What you should do:
Print all of the data exactly as written.

Source records:
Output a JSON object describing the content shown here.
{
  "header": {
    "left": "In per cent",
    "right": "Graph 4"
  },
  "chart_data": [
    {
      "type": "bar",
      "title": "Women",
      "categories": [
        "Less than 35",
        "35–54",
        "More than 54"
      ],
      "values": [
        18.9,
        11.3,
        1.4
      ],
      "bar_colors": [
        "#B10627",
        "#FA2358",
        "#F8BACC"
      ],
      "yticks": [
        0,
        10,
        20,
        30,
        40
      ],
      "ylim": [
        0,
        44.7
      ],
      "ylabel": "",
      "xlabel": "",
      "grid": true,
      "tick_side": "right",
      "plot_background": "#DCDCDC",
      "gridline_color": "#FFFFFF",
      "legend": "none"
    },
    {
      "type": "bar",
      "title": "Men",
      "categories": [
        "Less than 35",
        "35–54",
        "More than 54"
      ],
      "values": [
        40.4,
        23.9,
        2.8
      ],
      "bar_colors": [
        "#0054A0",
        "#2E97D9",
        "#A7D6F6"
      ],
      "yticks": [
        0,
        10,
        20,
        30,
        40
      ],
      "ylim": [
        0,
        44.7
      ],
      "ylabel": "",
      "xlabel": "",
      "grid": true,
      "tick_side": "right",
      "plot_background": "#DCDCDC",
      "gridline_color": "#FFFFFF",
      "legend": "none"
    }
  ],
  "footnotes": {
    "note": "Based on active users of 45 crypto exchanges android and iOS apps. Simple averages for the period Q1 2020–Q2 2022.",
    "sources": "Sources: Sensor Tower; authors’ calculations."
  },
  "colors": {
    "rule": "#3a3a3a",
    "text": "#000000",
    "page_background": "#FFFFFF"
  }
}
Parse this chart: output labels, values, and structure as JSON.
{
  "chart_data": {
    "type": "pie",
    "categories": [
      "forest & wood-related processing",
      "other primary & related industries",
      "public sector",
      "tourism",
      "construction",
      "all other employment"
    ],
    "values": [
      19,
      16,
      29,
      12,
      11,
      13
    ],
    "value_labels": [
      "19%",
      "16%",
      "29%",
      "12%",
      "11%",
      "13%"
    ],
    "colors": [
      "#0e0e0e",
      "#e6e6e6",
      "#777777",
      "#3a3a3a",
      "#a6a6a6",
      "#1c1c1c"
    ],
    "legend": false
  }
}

Complete answer:
Output a JSON object describing the content shown here.
{
  "header": {
    "left": "In per cent",
    "right": "Graph 4"
  },
  "chart_data": [
    {
      "type": "bar",
      "title": "Women",
      "categories": [
        "Less than 35",
        "35–54",
        "More than 54"
      ],
      "values": [
        18.9,
        11.3,
        1.4
      ],
      "bar_colors": [
        "#B10627",
        "#FA2358",
        "#F8BACC"
      ],
      "yticks": [
        0,
        10,
        20,
        30,
        40
      ],
      "ylim": [
        0,
        44.7
      ],
      "ylabel": "",
      "xlabel": "",
      "grid": true,
      "tick_side": "right",
      "plot_background": "#DCDCDC",
      "gridline_color": "#FFFFFF",
      "legend": "none"
    },
    {
      "type": "bar",
      "title": "Men",
      "categories": [
        "Less than 35",
        "35–54",
        "More than 54"
      ],
      "values": [
        40.4,
        23.9,
        2.8
      ],
      "bar_colors": [
        "#0054A0",
        "#2E97D9",
        "#A7D6F6"
      ],
      "yticks": [
        0,
        10,
        20,
        30,
        40
      ],
      "ylim": [
        0,
        44.7
      ],
      "ylabel": "",
      "xlabel": "",
      "grid": true,
      "tick_side": "right",
      "plot_background": "#DCDCDC",
      "gridline_color": "#FFFFFF",
      "legend": "none"
    }
  ],
  "footnotes": {
    "note": "Based on active users of 45 crypto exchanges android and iOS apps. Simple averages for the period Q1 2020–Q2 2022.",
    "sources": "Sources: Sensor Tower; authors’ calculations."
  },
  "colors": {
    "rule": "#3a3a3a",
    "text": "#000000",
    "page_background": "#FFFFFF"
  }
}
Parse this chart: output labels, values, and structure as JSON.
{
  "chart_data": {
    "type": "pie",
    "categories": [
      "forest & wood-related processing",
      "other primary & related industries",
      "public sector",
      "tourism",
      "construction",
      "all other employment"
    ],
    "values": [
      19,
      16,
      29,
      12,
      11,
      13
    ],
    "value_labels": [
      "19%",
      "16%",
      "29%",
      "12%",
      "11%",
      "13%"
    ],
    "colors": [
      "#0e0e0e",
      "#e6e6e6",
      "#777777",
      "#3a3a3a",
      "#a6a6a6",
      "#1c1c1c"
    ],
    "legend": false
  }
}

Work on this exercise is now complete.